• **TO DO**:
Copy each line of the data below with the word "semi".

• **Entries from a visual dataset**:
— BEGIN —

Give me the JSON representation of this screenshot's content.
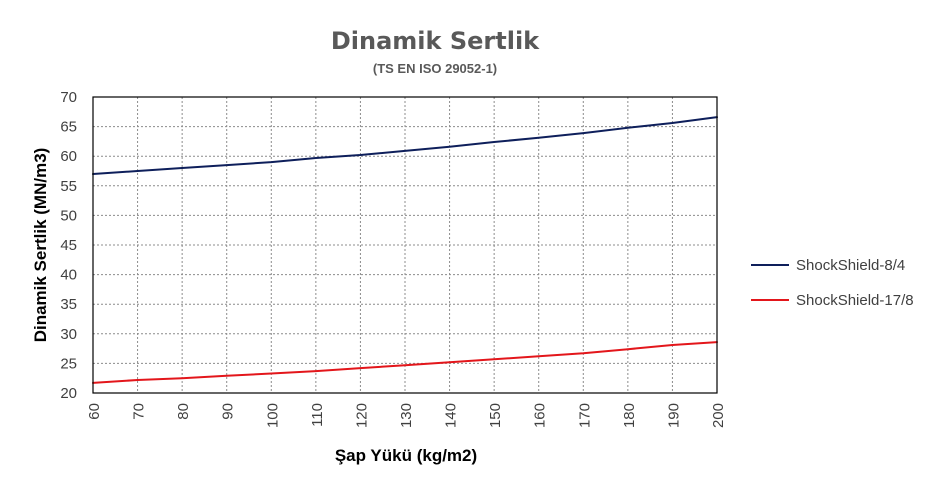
{
  "chart_data": {
    "type": "line",
    "title": "Dinamik Sertlik",
    "subtitle": "(TS EN ISO 29052-1)",
    "xlabel": "Şap Yükü (kg/m2)",
    "ylabel": "Dinamik Sertlik (MN/m3)",
    "x": [
      60,
      70,
      80,
      90,
      100,
      110,
      120,
      130,
      140,
      150,
      160,
      170,
      180,
      190,
      200
    ],
    "xlim": [
      60,
      200
    ],
    "ylim": [
      20,
      70
    ],
    "xticks": [
      "60",
      "70",
      "80",
      "90",
      "100",
      "110",
      "120",
      "130",
      "140",
      "150",
      "160",
      "170",
      "180",
      "190",
      "200"
    ],
    "yticks": [
      "20",
      "25",
      "30",
      "35",
      "40",
      "45",
      "50",
      "55",
      "60",
      "65",
      "70"
    ],
    "grid": true,
    "legend_position": "right",
    "series": [
      {
        "name": "ShockShield-8/4",
        "color": "#0e1f5b",
        "values": [
          57.0,
          57.5,
          58.0,
          58.5,
          59.0,
          59.7,
          60.2,
          60.9,
          61.6,
          62.4,
          63.1,
          63.9,
          64.8,
          65.6,
          66.6
        ]
      },
      {
        "name": "ShockShield-17/8",
        "color": "#e3161b",
        "values": [
          21.7,
          22.2,
          22.5,
          22.9,
          23.3,
          23.7,
          24.2,
          24.7,
          25.2,
          25.7,
          26.2,
          26.7,
          27.4,
          28.1,
          28.6
        ]
      }
    ]
  }
}
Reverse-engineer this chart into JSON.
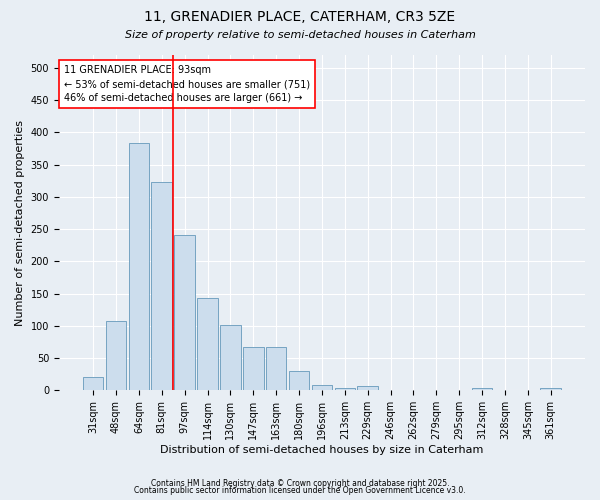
{
  "title1": "11, GRENADIER PLACE, CATERHAM, CR3 5ZE",
  "title2": "Size of property relative to semi-detached houses in Caterham",
  "xlabel": "Distribution of semi-detached houses by size in Caterham",
  "ylabel": "Number of semi-detached properties",
  "categories": [
    "31sqm",
    "48sqm",
    "64sqm",
    "81sqm",
    "97sqm",
    "114sqm",
    "130sqm",
    "147sqm",
    "163sqm",
    "180sqm",
    "196sqm",
    "213sqm",
    "229sqm",
    "246sqm",
    "262sqm",
    "279sqm",
    "295sqm",
    "312sqm",
    "328sqm",
    "345sqm",
    "361sqm"
  ],
  "values": [
    20,
    107,
    383,
    323,
    241,
    143,
    102,
    67,
    67,
    30,
    9,
    4,
    6,
    0,
    0,
    0,
    0,
    4,
    0,
    0,
    4
  ],
  "bar_color": "#ccdded",
  "bar_edge_color": "#6699bb",
  "annotation_text": "11 GRENADIER PLACE: 93sqm\n← 53% of semi-detached houses are smaller (751)\n46% of semi-detached houses are larger (661) →",
  "footer1": "Contains HM Land Registry data © Crown copyright and database right 2025.",
  "footer2": "Contains public sector information licensed under the Open Government Licence v3.0.",
  "ylim": [
    0,
    520
  ],
  "bg_color": "#e8eef4",
  "yticks": [
    0,
    50,
    100,
    150,
    200,
    250,
    300,
    350,
    400,
    450,
    500
  ],
  "red_line_index": 4.0,
  "title1_fontsize": 10,
  "title2_fontsize": 8,
  "ylabel_fontsize": 8,
  "xlabel_fontsize": 8,
  "tick_fontsize": 7,
  "annot_fontsize": 7,
  "footer_fontsize": 5.5
}
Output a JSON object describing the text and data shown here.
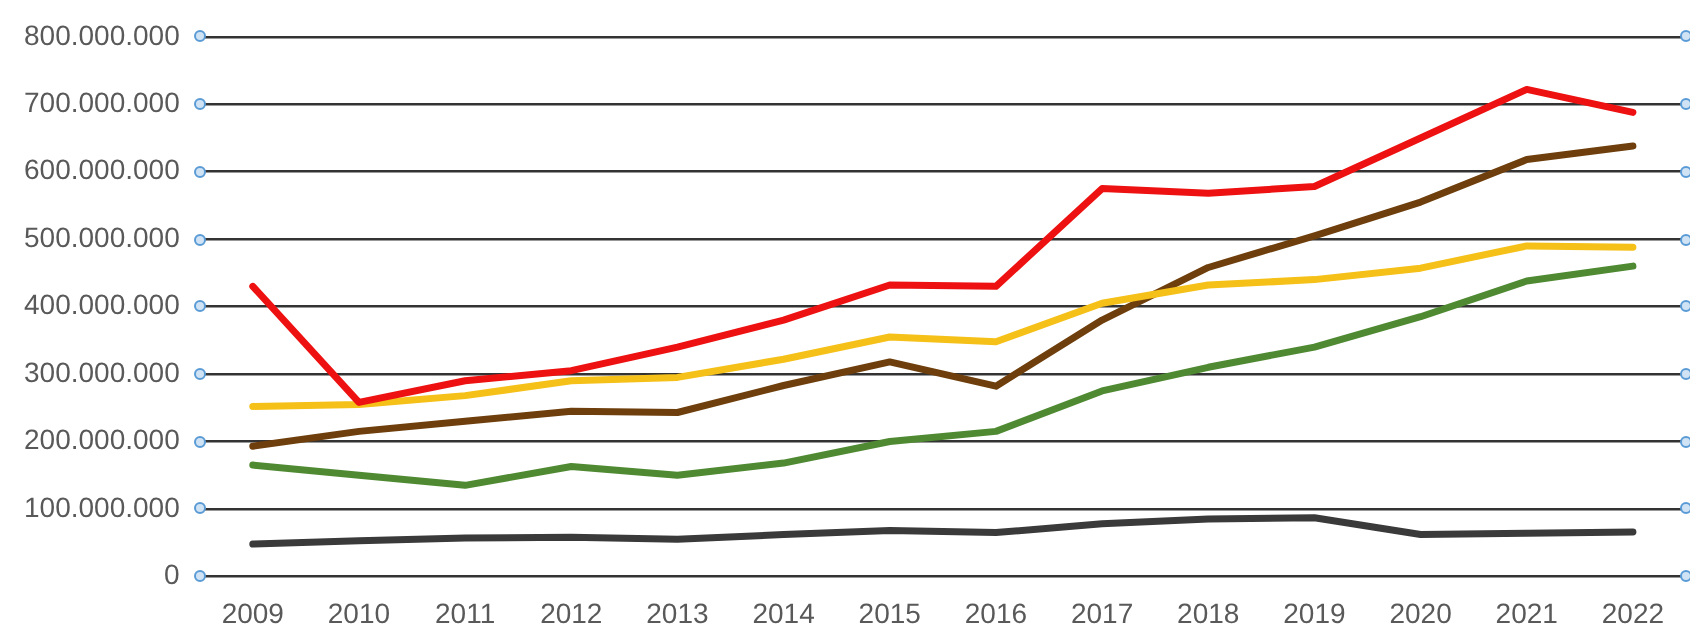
{
  "chart_data": {
    "type": "line",
    "categories": [
      "2009",
      "2010",
      "2011",
      "2012",
      "2013",
      "2014",
      "2015",
      "2016",
      "2017",
      "2018",
      "2019",
      "2020",
      "2021",
      "2022"
    ],
    "series": [
      {
        "color": "#ee1111",
        "values": [
          430000000,
          258000000,
          290000000,
          305000000,
          340000000,
          380000000,
          432000000,
          430000000,
          575000000,
          568000000,
          578000000,
          650000000,
          722000000,
          688000000
        ]
      },
      {
        "color": "#f5c018",
        "values": [
          252000000,
          255000000,
          268000000,
          290000000,
          295000000,
          322000000,
          355000000,
          348000000,
          405000000,
          432000000,
          440000000,
          457000000,
          490000000,
          488000000
        ]
      },
      {
        "color": "#6e3f0c",
        "values": [
          193000000,
          215000000,
          230000000,
          245000000,
          243000000,
          283000000,
          318000000,
          282000000,
          380000000,
          458000000,
          505000000,
          555000000,
          618000000,
          638000000
        ]
      },
      {
        "color": "#4f8a32",
        "values": [
          165000000,
          150000000,
          135000000,
          163000000,
          150000000,
          168000000,
          200000000,
          215000000,
          275000000,
          310000000,
          340000000,
          385000000,
          438000000,
          460000000
        ]
      },
      {
        "color": "#3a3a3a",
        "values": [
          48000000,
          53000000,
          57000000,
          58000000,
          55000000,
          62000000,
          68000000,
          65000000,
          78000000,
          85000000,
          87000000,
          62000000,
          64000000,
          66000000
        ]
      }
    ],
    "ylim": [
      0,
      800000000
    ],
    "yticks": [
      {
        "value": 0,
        "label": "0"
      },
      {
        "value": 100000000,
        "label": "100.000.000"
      },
      {
        "value": 200000000,
        "label": "200.000.000"
      },
      {
        "value": 300000000,
        "label": "300.000.000"
      },
      {
        "value": 400000000,
        "label": "400.000.000"
      },
      {
        "value": 500000000,
        "label": "500.000.000"
      },
      {
        "value": 600000000,
        "label": "600.000.000"
      },
      {
        "value": 700000000,
        "label": "700.000.000"
      },
      {
        "value": 800000000,
        "label": "800.000.000"
      }
    ],
    "grid": "y",
    "legend": false,
    "marker": "none",
    "line_style": "solid"
  }
}
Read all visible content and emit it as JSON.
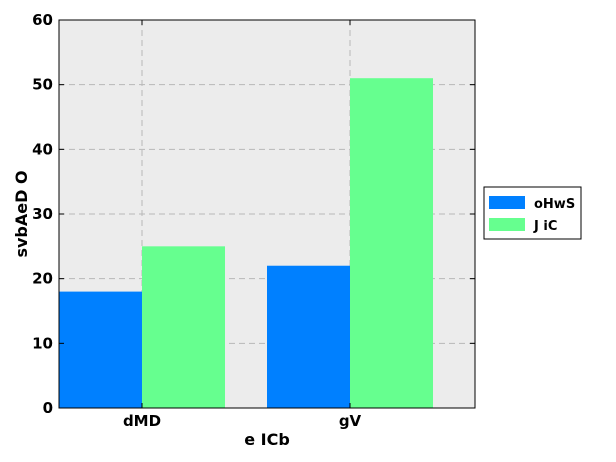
{
  "chart_data": {
    "type": "bar",
    "categories": [
      "dMD",
      "gV"
    ],
    "series": [
      {
        "name": "oHwS",
        "values": [
          18,
          22
        ],
        "color": "#0080ff"
      },
      {
        "name": "J iC",
        "values": [
          25,
          51
        ],
        "color": "#66ff8f"
      }
    ],
    "xlabel": "e  ICb",
    "ylabel": "svbAeD O",
    "ylim": [
      0,
      60
    ],
    "yticks": [
      0,
      10,
      20,
      30,
      40,
      50,
      60
    ],
    "grid": true,
    "legend_position": "right",
    "plot_background": "#ececec"
  }
}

— END —

• **RESULT**:
  "title2": "Size of property relative to semi-detached houses in Caterham",
  "xlabel": "Distribution of semi-detached houses by size in Caterham",
  "ylabel": "Number of semi-detached properties",
  "annotation_text": "11 GRENADIER PLACE: 93sqm\n← 53% of semi-detached houses are smaller (751)\n46% of semi-detached houses are larger (661) →",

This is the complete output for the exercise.